History of October 31: What’s Martin Luther got to do with it?

October 31

HISTORY OF OCTOBER 31

See my mini-series here on the life of Martin Luther.

On October 31, 1517, the story goes, an Augustinian monk named Martin Luther nailed to the door of the Castle Church in Wittenberg, Germany, 95 propositions or theses and marked the beginning of the Reformation. Of course, the Reformation began long before that, but this date proves to be a convenient coat hanger for historians to mark the beginning of the Protestant* Reformation.

However, the 95 Theses were not intended as a call to reformation, and it is the story behind this event that proves so fascinating and shows the real purpose of the 95 Theses.

 

Fund Raising

Prince Albert of Brandenburg wanted the archbishopric of Mainz. You may know the city of Mainz as the home of a goldsmith named Johann Gutenberg, who had developed the uniform-sized movable type printing press some 60-70 years earlier. Because Albert was younger than 25 years old and holding multiple archbishoprics was forbidden, the archbishop’s office required a dispensation that would cost him 23,000 ducats (about $500,000.)

Jacob Fugger

Pope Leo X, who was then financing the building of St. Peter’s Basilica in Rome (for $46 million), suggested that Albert borrow the money from the wealthy Fugger banking family in Augsburg. Albert was able to secure half the funds from Jacob Fugger, banker to the Pope and the Hapsburg Dynasty, and for the rest, he sold indulgences.

 

Indulgences

An indulgence was a document that freed the holder from the temporal penalty of sin. The sale of indulgences, originally introduced during the Crusades, remained a favored source of papal income. In exchange for a meritorious work — frequently, a contribution to a worthy cause or a pilgrimage to a shrine — the Roman church offered the sinner exemption from his acts of penance by drawing upon its “treasury of merits.”

According to the Roman church’s doctrine of ex opere operato, this consisted of the superabundance of grace accumulated by Christ’s sacrifice on the cross, along with the meritorious deeds of the Saints. This surplus, dispensed by the Pope, could be used by sinners. For example, in the Castle Church at Wittenberg, it was believed that the relics (bones of saints or other articles from biblical characters) collected there were reckoned to earn a remission from Purgatory for pilgrims of  1,902,202 years and 270 days.

───

- [WORK REQUIRED]: Reproduce word for word the part of the passage on the history of October 31 starting with "See my mini-series" and going on through "the 95 Theses.". The listing that comes next has no connection to the passage on the history of October 31.

- [DATA]:

───

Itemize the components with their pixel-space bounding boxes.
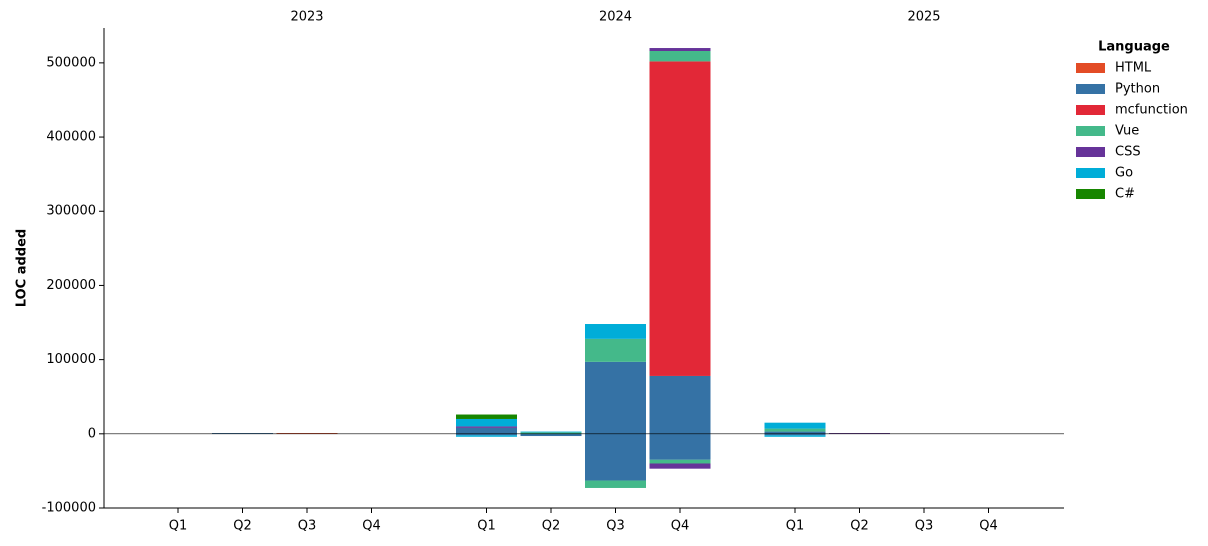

───

- [TASK SOLUTION]:
See my mini-series here on the life of Martin Luther.

On October 31, 1517, the story goes, an Augustinian monk named Martin Luther nailed to the door of the Castle Church in Wittenberg, Germany, 95 propositions or theses and marked the beginning of the Reformation. Of course, the Reformation began long before that, but this date proves to be a convenient coat hanger for historians to mark the beginning of the Protestant* Reformation.

However, the 95 Theses were not intended as a call to reformation, and it is the story behind this event that proves so fascinating and shows the real purpose of the 95 Theses.